-- Listed entries start --
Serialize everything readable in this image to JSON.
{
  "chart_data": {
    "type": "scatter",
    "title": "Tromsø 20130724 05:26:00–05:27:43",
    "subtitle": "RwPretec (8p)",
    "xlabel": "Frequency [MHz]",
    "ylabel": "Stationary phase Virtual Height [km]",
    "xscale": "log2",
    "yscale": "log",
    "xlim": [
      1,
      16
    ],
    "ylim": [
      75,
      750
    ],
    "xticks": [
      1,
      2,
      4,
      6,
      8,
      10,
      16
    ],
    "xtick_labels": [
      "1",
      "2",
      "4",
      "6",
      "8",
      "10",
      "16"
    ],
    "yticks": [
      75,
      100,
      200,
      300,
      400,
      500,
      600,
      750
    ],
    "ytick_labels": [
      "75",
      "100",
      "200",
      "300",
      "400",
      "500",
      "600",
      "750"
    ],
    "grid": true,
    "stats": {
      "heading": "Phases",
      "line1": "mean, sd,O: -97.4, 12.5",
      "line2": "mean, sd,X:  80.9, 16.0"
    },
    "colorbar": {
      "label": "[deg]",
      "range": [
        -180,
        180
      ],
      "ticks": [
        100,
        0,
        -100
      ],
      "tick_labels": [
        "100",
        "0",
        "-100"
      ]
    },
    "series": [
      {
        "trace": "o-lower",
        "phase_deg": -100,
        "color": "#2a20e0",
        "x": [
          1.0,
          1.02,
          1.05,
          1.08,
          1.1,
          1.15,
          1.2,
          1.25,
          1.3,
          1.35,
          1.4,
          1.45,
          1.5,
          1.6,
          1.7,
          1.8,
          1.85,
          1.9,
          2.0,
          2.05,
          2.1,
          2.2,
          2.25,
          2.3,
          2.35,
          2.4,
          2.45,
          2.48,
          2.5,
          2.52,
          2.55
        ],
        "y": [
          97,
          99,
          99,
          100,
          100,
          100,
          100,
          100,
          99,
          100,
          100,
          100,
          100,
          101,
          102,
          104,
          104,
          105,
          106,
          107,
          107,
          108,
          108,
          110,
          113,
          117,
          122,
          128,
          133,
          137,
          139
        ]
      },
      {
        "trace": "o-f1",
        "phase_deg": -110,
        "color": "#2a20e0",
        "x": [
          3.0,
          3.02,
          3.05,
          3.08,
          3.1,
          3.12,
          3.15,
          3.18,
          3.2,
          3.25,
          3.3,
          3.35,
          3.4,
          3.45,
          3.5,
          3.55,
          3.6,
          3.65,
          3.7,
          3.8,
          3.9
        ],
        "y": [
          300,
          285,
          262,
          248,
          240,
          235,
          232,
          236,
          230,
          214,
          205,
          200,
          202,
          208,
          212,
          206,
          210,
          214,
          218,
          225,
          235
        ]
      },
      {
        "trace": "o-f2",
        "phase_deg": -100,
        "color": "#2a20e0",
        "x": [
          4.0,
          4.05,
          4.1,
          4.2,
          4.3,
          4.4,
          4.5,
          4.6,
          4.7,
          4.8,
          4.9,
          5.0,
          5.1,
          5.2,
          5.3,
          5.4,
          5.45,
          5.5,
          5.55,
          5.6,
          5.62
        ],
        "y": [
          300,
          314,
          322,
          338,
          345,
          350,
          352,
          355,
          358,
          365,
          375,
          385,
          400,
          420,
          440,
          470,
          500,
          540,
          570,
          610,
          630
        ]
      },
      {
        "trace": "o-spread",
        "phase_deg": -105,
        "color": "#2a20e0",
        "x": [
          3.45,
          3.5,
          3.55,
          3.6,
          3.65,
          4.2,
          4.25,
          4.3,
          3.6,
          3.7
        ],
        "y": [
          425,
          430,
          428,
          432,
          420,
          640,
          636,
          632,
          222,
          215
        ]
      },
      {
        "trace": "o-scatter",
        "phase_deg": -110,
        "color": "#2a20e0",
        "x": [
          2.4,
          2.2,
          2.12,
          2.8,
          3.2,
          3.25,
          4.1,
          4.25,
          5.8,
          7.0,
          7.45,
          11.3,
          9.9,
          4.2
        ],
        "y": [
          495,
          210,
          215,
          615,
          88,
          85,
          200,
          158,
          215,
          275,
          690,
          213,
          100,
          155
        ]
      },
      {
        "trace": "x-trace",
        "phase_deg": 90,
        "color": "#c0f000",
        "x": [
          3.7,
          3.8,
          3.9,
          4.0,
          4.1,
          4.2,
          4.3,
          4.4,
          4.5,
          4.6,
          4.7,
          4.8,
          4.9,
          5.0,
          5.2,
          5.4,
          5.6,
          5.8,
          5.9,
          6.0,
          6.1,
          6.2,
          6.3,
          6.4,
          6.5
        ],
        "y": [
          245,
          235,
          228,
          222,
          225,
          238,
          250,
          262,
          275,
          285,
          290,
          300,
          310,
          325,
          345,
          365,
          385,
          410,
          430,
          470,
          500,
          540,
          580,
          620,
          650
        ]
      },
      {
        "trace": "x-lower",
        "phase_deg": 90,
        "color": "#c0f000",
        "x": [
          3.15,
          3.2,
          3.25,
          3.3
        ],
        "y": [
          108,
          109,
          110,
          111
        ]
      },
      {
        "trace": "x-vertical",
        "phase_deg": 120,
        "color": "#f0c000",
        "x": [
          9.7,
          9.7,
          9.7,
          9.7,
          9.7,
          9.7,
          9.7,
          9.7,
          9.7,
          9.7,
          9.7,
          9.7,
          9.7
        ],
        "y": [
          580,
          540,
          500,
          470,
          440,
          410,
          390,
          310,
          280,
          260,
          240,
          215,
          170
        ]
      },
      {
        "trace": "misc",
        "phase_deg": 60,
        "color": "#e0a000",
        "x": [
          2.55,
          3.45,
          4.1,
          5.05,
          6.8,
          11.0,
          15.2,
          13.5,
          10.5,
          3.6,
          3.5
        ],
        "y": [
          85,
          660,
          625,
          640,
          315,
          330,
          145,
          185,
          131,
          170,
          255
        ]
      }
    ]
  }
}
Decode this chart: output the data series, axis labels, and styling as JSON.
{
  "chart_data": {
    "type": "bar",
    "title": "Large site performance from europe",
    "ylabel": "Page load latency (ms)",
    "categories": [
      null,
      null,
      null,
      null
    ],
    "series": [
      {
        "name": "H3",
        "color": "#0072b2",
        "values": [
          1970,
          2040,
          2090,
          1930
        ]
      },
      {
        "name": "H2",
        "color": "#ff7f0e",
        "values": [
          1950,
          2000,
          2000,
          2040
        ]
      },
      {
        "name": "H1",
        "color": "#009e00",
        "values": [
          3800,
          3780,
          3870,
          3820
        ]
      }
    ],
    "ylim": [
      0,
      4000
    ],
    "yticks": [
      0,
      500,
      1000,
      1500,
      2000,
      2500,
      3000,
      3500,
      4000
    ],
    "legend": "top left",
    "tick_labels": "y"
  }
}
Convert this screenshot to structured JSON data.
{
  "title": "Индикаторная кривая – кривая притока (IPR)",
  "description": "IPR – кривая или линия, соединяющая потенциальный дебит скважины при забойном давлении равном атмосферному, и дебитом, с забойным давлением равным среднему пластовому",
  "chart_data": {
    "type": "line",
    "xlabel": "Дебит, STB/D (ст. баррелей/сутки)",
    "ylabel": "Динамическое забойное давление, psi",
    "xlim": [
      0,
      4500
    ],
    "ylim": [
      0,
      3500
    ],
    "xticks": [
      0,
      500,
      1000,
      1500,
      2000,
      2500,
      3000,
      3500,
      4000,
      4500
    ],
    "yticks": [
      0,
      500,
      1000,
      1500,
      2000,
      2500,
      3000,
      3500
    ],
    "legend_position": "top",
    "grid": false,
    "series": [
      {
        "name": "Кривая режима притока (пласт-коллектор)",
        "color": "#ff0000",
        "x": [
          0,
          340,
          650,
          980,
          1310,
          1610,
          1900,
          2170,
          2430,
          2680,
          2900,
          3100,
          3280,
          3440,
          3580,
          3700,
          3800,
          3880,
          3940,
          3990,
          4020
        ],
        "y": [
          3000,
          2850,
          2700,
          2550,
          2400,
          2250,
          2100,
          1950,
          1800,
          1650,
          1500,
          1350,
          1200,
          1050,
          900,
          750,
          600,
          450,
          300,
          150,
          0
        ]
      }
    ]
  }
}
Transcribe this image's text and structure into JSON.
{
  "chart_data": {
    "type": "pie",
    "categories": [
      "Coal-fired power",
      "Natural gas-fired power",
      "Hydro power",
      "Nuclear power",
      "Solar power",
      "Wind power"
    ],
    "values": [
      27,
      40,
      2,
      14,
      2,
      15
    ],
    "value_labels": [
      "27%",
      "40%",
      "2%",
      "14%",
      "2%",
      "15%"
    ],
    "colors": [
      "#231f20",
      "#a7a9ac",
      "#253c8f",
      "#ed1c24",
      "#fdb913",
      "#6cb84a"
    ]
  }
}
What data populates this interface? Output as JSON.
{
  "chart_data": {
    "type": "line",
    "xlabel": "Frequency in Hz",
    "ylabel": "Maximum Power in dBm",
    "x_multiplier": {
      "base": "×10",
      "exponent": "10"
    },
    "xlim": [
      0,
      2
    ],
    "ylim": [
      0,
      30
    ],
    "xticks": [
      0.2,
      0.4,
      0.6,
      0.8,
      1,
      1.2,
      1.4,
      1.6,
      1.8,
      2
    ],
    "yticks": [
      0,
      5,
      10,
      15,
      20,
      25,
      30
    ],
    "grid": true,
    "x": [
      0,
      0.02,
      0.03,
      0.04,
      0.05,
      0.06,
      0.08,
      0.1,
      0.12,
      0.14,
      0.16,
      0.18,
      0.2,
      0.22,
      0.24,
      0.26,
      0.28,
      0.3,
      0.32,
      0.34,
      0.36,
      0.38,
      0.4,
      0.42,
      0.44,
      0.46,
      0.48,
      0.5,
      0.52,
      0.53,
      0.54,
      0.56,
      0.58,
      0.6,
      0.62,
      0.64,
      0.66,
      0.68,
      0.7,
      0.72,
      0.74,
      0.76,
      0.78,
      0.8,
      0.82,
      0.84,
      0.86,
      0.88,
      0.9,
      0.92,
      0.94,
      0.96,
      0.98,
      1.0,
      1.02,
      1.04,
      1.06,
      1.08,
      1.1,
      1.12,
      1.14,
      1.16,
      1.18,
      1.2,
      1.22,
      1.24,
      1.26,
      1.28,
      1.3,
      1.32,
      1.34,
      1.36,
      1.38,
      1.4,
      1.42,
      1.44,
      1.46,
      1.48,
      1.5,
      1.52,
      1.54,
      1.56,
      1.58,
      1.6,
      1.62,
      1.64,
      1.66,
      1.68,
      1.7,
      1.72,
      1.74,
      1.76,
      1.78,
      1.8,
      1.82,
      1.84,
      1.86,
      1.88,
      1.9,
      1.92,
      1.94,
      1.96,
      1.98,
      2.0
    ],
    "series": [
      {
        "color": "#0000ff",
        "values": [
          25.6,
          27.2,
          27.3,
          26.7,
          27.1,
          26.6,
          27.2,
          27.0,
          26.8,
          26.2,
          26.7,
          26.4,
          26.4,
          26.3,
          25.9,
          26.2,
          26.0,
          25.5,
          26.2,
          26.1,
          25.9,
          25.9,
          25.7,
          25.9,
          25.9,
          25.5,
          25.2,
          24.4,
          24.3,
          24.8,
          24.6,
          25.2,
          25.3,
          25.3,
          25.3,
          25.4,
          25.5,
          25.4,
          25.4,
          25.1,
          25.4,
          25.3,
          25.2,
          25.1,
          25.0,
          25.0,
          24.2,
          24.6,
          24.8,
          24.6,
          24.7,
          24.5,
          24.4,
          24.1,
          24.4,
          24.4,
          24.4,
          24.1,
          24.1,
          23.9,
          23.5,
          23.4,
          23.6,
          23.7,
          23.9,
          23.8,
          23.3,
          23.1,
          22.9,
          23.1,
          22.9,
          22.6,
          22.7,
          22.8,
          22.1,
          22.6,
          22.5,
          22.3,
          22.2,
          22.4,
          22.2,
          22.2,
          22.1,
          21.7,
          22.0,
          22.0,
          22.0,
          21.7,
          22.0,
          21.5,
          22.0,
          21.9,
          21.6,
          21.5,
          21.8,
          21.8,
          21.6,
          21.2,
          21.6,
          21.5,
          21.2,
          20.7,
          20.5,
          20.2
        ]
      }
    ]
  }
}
-- Listed entries end --
Set problem: Copy out every line of the data that includes "притока".

Answer for the task:
  "title": "Индикаторная кривая – кривая притока (IPR)",
        "name": "Кривая режима притока (пласт-коллектор)",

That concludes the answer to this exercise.